Limoges : métiers d’art en péril

Plus qu’un bassin industriel, Limoges est le berceau historique des arts de la table, et plus précisément des arts du feu. Mondialement connue pour son savoir-faire dans les émaux d’art, la porcelaine industrielle, et la porcelaine d’art, la ville incarne un des joyaux du savoir-faire hexagonal. Mais plongée dans une conjoncture difficile depuis le début des années 80, la porcelaine de Limoges a bien du mal à se relever. Et elle fait décidemment l’objet de nombreuses convoitises! Combien de temps encore va-t-on laisser disparaître nos richesses ?

DONNÉES EXTRAITES —
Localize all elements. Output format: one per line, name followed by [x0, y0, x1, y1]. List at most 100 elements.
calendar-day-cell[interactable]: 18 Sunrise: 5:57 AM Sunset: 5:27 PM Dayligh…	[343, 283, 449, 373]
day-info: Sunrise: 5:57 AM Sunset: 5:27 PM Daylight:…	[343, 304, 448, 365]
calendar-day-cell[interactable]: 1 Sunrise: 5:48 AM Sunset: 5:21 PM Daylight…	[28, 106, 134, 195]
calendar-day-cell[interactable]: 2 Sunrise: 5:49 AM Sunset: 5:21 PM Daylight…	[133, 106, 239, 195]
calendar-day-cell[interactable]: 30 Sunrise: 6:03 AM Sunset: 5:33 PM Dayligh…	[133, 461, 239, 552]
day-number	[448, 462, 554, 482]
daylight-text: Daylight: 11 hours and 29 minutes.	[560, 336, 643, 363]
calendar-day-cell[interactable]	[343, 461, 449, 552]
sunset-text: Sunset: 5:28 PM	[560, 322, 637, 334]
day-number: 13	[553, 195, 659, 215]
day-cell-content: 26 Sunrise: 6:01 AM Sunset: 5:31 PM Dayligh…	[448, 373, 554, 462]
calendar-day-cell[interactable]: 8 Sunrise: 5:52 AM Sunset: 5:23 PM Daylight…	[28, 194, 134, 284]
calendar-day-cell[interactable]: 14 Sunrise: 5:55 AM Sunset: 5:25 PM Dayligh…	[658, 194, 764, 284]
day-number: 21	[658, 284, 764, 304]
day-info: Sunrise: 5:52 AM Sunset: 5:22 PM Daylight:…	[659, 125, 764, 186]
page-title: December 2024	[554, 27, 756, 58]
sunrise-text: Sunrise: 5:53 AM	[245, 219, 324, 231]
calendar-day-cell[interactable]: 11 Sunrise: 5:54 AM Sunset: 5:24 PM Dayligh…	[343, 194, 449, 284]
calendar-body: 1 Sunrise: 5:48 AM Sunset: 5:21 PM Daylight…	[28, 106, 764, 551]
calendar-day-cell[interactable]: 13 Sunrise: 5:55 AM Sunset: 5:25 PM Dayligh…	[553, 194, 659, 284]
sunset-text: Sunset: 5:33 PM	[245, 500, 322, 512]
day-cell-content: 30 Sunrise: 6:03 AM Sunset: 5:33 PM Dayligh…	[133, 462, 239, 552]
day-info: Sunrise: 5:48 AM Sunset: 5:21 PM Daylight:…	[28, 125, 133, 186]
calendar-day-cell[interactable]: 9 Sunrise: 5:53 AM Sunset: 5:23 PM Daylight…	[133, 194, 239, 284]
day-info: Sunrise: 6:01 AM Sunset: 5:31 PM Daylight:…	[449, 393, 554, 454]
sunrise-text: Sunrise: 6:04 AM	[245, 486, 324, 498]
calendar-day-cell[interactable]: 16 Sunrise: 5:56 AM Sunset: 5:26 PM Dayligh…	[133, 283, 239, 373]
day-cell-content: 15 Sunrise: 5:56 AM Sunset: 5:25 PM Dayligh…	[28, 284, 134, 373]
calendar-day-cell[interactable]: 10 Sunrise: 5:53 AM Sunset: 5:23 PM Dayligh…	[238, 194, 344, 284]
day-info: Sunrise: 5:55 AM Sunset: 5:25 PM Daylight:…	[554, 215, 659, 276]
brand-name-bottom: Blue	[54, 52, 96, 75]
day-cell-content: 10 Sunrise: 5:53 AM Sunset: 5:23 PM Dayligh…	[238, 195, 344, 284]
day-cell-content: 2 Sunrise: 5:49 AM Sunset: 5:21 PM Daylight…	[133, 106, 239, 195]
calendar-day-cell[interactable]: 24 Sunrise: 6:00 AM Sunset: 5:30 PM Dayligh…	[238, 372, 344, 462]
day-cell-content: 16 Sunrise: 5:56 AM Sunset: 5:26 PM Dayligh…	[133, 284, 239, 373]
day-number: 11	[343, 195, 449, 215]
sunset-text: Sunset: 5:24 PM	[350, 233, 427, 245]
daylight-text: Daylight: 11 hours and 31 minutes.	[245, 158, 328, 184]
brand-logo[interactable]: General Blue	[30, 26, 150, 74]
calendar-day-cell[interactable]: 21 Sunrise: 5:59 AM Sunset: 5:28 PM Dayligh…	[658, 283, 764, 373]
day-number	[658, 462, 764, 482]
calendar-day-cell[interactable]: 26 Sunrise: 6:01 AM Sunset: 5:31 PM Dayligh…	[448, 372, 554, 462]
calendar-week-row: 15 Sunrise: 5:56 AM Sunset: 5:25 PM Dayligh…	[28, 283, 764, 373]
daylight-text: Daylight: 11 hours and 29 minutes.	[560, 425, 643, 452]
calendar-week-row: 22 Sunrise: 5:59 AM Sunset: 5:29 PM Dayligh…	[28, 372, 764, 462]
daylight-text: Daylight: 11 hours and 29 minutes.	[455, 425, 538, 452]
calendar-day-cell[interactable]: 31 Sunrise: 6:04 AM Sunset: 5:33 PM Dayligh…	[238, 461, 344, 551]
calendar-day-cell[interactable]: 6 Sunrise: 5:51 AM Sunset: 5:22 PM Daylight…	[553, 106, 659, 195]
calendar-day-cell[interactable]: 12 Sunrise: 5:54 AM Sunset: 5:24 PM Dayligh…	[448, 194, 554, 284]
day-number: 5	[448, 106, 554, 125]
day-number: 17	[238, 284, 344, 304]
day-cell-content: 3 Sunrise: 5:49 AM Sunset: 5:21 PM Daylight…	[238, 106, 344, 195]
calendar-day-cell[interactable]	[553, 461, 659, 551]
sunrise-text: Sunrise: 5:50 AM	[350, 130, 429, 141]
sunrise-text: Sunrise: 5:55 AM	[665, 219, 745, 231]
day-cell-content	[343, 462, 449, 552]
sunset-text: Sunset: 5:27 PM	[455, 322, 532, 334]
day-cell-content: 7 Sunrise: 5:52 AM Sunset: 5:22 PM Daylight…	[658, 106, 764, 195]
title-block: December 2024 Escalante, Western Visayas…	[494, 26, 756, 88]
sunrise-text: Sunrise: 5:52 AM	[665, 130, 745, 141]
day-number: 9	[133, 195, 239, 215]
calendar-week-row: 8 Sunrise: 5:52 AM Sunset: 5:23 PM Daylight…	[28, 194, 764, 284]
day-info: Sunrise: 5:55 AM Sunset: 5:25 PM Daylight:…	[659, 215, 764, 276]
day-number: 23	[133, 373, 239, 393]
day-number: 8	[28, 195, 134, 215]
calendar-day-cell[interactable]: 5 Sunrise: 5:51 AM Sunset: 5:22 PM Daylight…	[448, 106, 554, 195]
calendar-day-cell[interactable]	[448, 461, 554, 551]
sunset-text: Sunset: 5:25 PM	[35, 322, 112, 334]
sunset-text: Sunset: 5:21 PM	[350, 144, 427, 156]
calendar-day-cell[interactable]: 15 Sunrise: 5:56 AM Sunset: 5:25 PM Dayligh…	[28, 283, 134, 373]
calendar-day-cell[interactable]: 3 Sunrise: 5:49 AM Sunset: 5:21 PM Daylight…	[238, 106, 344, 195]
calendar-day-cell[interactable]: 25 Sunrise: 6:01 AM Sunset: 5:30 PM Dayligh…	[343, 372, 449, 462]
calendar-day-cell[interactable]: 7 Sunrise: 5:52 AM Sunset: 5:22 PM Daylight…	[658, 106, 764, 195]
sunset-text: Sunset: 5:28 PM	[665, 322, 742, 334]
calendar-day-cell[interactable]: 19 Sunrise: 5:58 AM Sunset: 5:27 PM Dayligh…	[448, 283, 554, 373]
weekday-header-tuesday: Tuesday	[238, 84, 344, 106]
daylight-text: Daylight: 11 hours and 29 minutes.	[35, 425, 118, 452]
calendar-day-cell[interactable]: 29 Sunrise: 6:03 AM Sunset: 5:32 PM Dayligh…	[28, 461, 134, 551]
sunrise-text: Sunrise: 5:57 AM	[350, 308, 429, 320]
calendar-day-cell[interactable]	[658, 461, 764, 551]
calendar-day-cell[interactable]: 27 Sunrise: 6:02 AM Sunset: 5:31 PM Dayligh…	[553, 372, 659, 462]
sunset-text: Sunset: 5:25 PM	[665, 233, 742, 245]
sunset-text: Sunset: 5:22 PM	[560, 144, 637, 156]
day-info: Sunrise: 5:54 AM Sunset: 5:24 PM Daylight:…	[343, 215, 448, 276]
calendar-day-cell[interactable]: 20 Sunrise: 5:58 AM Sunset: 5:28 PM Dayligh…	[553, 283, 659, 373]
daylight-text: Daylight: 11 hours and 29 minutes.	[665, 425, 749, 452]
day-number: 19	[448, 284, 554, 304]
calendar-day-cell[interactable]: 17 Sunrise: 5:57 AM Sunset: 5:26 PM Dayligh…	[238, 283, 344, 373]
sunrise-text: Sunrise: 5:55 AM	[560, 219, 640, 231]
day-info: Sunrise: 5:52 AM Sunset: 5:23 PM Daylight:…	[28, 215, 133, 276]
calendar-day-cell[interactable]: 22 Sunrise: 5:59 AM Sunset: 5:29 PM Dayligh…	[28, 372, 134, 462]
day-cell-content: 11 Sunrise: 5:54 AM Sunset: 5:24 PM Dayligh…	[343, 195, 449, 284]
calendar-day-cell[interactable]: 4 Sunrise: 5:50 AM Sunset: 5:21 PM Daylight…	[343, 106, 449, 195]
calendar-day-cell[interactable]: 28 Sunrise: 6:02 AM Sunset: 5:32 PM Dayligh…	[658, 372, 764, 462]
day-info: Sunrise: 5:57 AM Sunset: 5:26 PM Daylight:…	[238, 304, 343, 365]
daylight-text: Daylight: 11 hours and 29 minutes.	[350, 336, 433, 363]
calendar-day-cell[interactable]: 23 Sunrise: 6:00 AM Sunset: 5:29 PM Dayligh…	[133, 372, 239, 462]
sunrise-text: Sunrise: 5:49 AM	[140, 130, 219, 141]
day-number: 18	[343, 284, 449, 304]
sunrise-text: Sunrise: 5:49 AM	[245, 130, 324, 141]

TRAVAIL DEMANDÉ —
Dans l'extrait sur Limoges, recopiez s'il vous plaît le passage allant de « Plus qu’un bassin » jusqu'à « disparaître nos richesses ? » en substituant « faïence » à « porcelaine ».

LA RÉPONSE —
Plus qu’un bassin industriel, Limoges est le berceau historique des arts de la table, et plus précisément des arts du feu. Mondialement connue pour son savoir-faire dans les émaux d’art, la faïence industrielle, et la faïence d’art, la ville incarne un des joyaux du savoir-faire hexagonal. Mais plongée dans une conjoncture difficile depuis le début des années 80, la faïence de Limoges a bien du mal à se relever. Et elle fait décidemment l’objet de nombreuses convoitises! Combien de temps encore va-t-on laisser disparaître nos richesses ?